### MATERIALS PROVIDED

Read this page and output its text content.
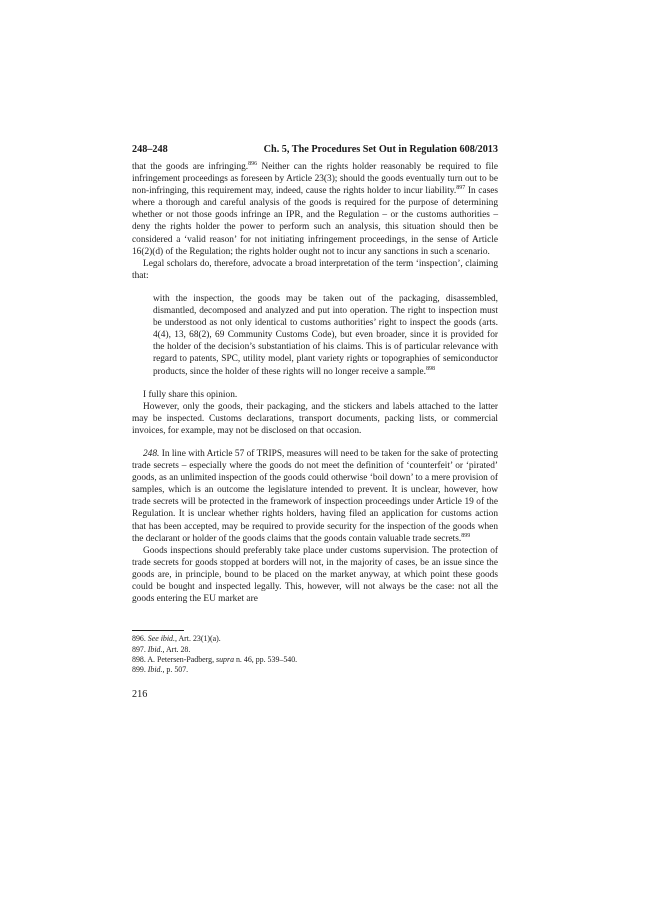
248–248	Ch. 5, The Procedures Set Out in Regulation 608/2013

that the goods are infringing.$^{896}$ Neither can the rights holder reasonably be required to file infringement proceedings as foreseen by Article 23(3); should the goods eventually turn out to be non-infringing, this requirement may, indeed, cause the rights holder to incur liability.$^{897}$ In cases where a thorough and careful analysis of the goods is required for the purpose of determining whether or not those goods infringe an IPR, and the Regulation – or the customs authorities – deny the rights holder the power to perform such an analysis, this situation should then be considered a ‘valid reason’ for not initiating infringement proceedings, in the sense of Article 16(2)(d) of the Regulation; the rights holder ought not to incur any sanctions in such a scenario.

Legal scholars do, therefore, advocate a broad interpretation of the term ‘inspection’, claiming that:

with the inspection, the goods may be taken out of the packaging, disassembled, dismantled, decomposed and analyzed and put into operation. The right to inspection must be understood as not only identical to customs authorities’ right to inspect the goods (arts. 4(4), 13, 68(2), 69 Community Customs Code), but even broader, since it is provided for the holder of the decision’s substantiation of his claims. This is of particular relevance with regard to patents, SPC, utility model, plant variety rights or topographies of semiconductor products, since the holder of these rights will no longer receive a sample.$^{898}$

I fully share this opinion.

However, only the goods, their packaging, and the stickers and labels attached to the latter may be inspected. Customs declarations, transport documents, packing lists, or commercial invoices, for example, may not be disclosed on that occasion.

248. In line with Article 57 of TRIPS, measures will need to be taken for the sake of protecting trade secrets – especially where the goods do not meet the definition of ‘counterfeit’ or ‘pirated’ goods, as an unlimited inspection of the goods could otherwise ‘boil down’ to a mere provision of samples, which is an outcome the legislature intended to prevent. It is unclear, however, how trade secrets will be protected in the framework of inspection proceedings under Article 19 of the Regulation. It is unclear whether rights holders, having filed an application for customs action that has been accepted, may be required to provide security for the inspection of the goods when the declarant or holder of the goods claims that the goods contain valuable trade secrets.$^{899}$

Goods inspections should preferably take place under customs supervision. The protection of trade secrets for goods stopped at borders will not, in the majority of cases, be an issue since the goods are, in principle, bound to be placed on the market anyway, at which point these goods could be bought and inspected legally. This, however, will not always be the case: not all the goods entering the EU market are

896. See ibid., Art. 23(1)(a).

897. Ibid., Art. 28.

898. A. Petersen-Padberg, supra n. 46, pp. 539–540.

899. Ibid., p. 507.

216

---

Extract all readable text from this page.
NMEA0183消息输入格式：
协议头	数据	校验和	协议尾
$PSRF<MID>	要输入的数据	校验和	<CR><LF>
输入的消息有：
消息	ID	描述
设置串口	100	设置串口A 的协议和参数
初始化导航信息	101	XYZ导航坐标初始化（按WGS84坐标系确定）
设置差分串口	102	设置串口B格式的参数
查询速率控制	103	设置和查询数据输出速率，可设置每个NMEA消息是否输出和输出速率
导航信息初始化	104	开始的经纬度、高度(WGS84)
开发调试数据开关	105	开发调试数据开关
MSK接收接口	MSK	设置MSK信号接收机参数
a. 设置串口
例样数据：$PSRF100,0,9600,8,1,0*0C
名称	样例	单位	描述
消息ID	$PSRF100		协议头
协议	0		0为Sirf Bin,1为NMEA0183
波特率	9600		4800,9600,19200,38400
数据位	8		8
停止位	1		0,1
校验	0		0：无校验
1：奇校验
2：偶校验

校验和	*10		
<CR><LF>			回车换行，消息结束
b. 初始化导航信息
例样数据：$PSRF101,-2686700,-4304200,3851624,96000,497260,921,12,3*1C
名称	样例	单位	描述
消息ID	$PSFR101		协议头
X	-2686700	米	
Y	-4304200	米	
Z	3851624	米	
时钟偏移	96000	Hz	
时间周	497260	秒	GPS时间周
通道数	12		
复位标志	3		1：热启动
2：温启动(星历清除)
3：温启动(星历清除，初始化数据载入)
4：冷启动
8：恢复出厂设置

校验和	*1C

---

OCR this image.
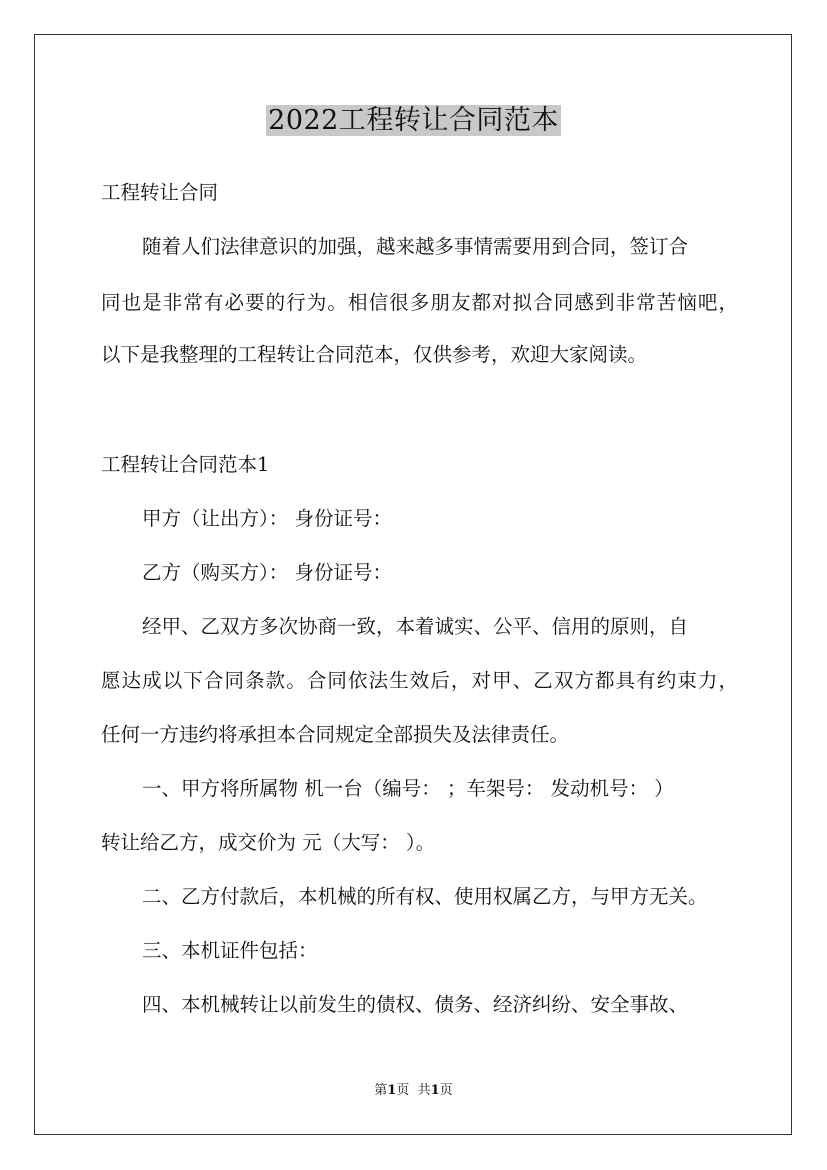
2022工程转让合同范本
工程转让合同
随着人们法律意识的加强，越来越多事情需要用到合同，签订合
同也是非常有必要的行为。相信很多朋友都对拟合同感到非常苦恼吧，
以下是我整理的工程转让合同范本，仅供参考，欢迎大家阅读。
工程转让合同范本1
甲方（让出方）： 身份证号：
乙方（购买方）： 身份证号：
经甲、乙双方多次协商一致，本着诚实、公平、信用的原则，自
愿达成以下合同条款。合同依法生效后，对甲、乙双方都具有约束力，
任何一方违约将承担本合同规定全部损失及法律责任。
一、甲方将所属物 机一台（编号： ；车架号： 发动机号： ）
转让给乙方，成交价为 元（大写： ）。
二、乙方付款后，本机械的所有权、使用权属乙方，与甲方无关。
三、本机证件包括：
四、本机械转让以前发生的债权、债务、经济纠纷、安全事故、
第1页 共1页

### WRITTEN INSTRUCTION
Extract all lines containing the word "packaging".

### TASK ANSWER
with the inspection, the goods may be taken out of the packaging, disassembled, dismantled, decomposed and analyzed and put into operation. The right to inspection must be understood as not only identical to customs authorities’ right to inspect the goods (arts. 4(4), 13, 68(2), 69 Community Customs Code), but even broader, since it is provided for the holder of the decision’s substantiation of his claims. This is of particular relevance with regard to patents, SPC, utility model, plant variety rights or topographies of semiconductor products, since the holder of these rights will no longer receive a sample.$^{898}$
However, only the goods, their packaging, and the stickers and labels attached to the latter may be inspected. Customs declarations, transport documents, packing lists, or commercial invoices, for example, may not be disclosed on that occasion.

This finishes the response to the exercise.